-- ROWS start --

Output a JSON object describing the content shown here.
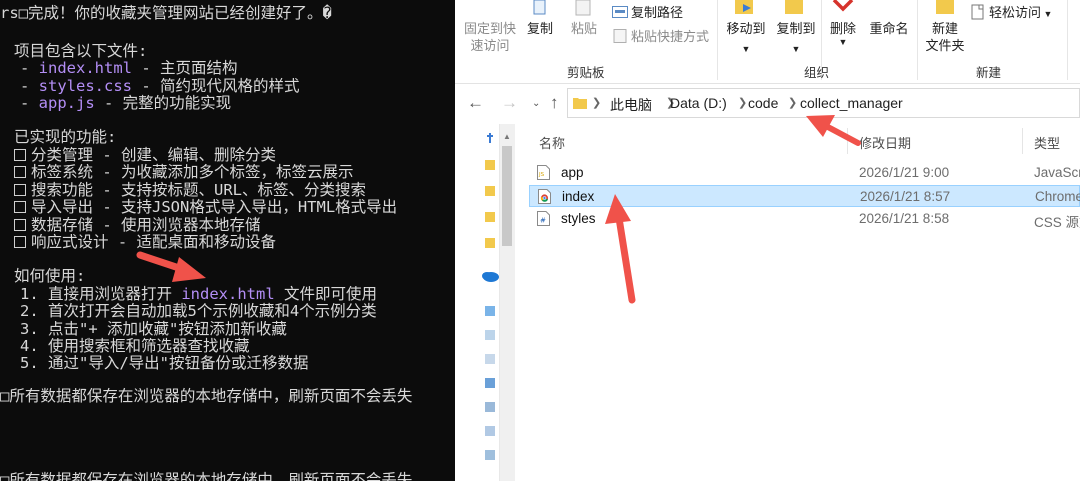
{
  "terminal": {
    "lines": [
      {
        "text": "rs□完成！你的收藏夹管理网站已经创建好了。�"
      },
      {
        "text": "项目包含以下文件:"
      },
      {
        "file": "index.html",
        "desc": " - 主页面结构"
      },
      {
        "file": "styles.css",
        "desc": " - 简约现代风格的样式"
      },
      {
        "file": "app.js",
        "desc": " - 完整的功能实现"
      },
      {
        "text": "已实现的功能:"
      },
      {
        "text": "分类管理 - 创建、编辑、删除分类"
      },
      {
        "text": "标签系统 - 为收藏添加多个标签，标签云展示"
      },
      {
        "text": "搜索功能 - 支持按标题、URL、标签、分类搜索"
      },
      {
        "text": "导入导出 - 支持JSON格式导入导出，HTML格式导出"
      },
      {
        "text": "数据存储 - 使用浏览器本地存储"
      },
      {
        "text": "响应式设计 - 适配桌面和移动设备"
      },
      {
        "text": "如何使用:"
      },
      {
        "pre": "1. 直接用浏览器打开 ",
        "file": "index.html",
        "post": " 文件即可使用"
      },
      {
        "text": "2. 首次打开会自动加载5个示例收藏和4个示例分类"
      },
      {
        "text": "3. 点击\"+ 添加收藏\"按钮添加新收藏"
      },
      {
        "text": "4. 使用搜索框和筛选器查找收藏"
      },
      {
        "text": "5. 通过\"导入/导出\"按钮备份或迁移数据"
      },
      {
        "text": "□所有数据都保存在浏览器的本地存储中，刷新页面不会丢失"
      },
      {
        "text": "□所有数据都保存在浏览器的本地存储中，刷新页面不会丢失"
      }
    ],
    "colors": {
      "bg": "#0c0c0c",
      "text": "#d8d8d8",
      "filename": "#b38ef5"
    }
  },
  "ribbon": {
    "pin_label_1": "固定到快",
    "pin_label_2": "速访问",
    "copy": "复制",
    "paste": "粘贴",
    "copy_path": "复制路径",
    "paste_shortcut": "粘贴快捷方式",
    "group_clipboard": "剪贴板",
    "move_to": "移动到",
    "copy_to": "复制到",
    "delete": "删除",
    "rename": "重命名",
    "group_organize": "组织",
    "new_folder_1": "新建",
    "new_folder_2": "文件夹",
    "easy_access": "轻松访问",
    "group_new": "新建"
  },
  "address": {
    "crumbs": [
      "此电脑",
      "Data (D:)",
      "code",
      "collect_manager"
    ]
  },
  "filelist": {
    "columns": {
      "name": "名称",
      "date": "修改日期",
      "type": "类型"
    },
    "rows": [
      {
        "name": "app",
        "date": "2026/1/21 9:00",
        "type": "JavaScr",
        "icon": "js-file-icon",
        "selected": false
      },
      {
        "name": "index",
        "date": "2026/1/21 8:57",
        "type": "Chrome",
        "icon": "chrome-html-file-icon",
        "selected": true
      },
      {
        "name": "styles",
        "date": "2026/1/21 8:58",
        "type": "CSS 源文",
        "icon": "css-file-icon",
        "selected": false
      }
    ]
  },
  "colors": {
    "selection_bg": "#cce8ff",
    "selection_border": "#99d1ff",
    "annotation_arrow": "#f0524a",
    "folder_yellow": "#f2c94c",
    "delete_red": "#d6332c"
  }
}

-- ROWS end --

### WHAT IS EXPECTED:
Quote the records above in full, dropping each picture.

### CORRECT OUTPUT:
Output a JSON object describing the content shown here.
{
  "terminal": {
    "lines": [
      {
        "text": "rs□完成！你的收藏夹管理网站已经创建好了。�"
      },
      {
        "text": "项目包含以下文件:"
      },
      {
        "file": "index.html",
        "desc": " - 主页面结构"
      },
      {
        "file": "styles.css",
        "desc": " - 简约现代风格的样式"
      },
      {
        "file": "app.js",
        "desc": " - 完整的功能实现"
      },
      {
        "text": "已实现的功能:"
      },
      {
        "text": "分类管理 - 创建、编辑、删除分类"
      },
      {
        "text": "标签系统 - 为收藏添加多个标签，标签云展示"
      },
      {
        "text": "搜索功能 - 支持按标题、URL、标签、分类搜索"
      },
      {
        "text": "导入导出 - 支持JSON格式导入导出，HTML格式导出"
      },
      {
        "text": "数据存储 - 使用浏览器本地存储"
      },
      {
        "text": "响应式设计 - 适配桌面和移动设备"
      },
      {
        "text": "如何使用:"
      },
      {
        "pre": "1. 直接用浏览器打开 ",
        "file": "index.html",
        "post": " 文件即可使用"
      },
      {
        "text": "2. 首次打开会自动加载5个示例收藏和4个示例分类"
      },
      {
        "text": "3. 点击\"+ 添加收藏\"按钮添加新收藏"
      },
      {
        "text": "4. 使用搜索框和筛选器查找收藏"
      },
      {
        "text": "5. 通过\"导入/导出\"按钮备份或迁移数据"
      },
      {
        "text": "□所有数据都保存在浏览器的本地存储中，刷新页面不会丢失"
      },
      {
        "text": "□所有数据都保存在浏览器的本地存储中，刷新页面不会丢失"
      }
    ],
    "colors": {
      "bg": "#0c0c0c",
      "text": "#d8d8d8",
      "filename": "#b38ef5"
    }
  },
  "ribbon": {
    "pin_label_1": "固定到快",
    "pin_label_2": "速访问",
    "copy": "复制",
    "paste": "粘贴",
    "copy_path": "复制路径",
    "paste_shortcut": "粘贴快捷方式",
    "group_clipboard": "剪贴板",
    "move_to": "移动到",
    "copy_to": "复制到",
    "delete": "删除",
    "rename": "重命名",
    "group_organize": "组织",
    "new_folder_1": "新建",
    "new_folder_2": "文件夹",
    "easy_access": "轻松访问",
    "group_new": "新建"
  },
  "address": {
    "crumbs": [
      "此电脑",
      "Data (D:)",
      "code",
      "collect_manager"
    ]
  },
  "filelist": {
    "columns": {
      "name": "名称",
      "date": "修改日期",
      "type": "类型"
    },
    "rows": [
      {
        "name": "app",
        "date": "2026/1/21 9:00",
        "type": "JavaScr",
        "icon": "js-file-icon",
        "selected": false
      },
      {
        "name": "index",
        "date": "2026/1/21 8:57",
        "type": "Chrome",
        "icon": "chrome-html-file-icon",
        "selected": true
      },
      {
        "name": "styles",
        "date": "2026/1/21 8:58",
        "type": "CSS 源文",
        "icon": "css-file-icon",
        "selected": false
      }
    ]
  },
  "colors": {
    "selection_bg": "#cce8ff",
    "selection_border": "#99d1ff",
    "annotation_arrow": "#f0524a",
    "folder_yellow": "#f2c94c",
    "delete_red": "#d6332c"
  }
}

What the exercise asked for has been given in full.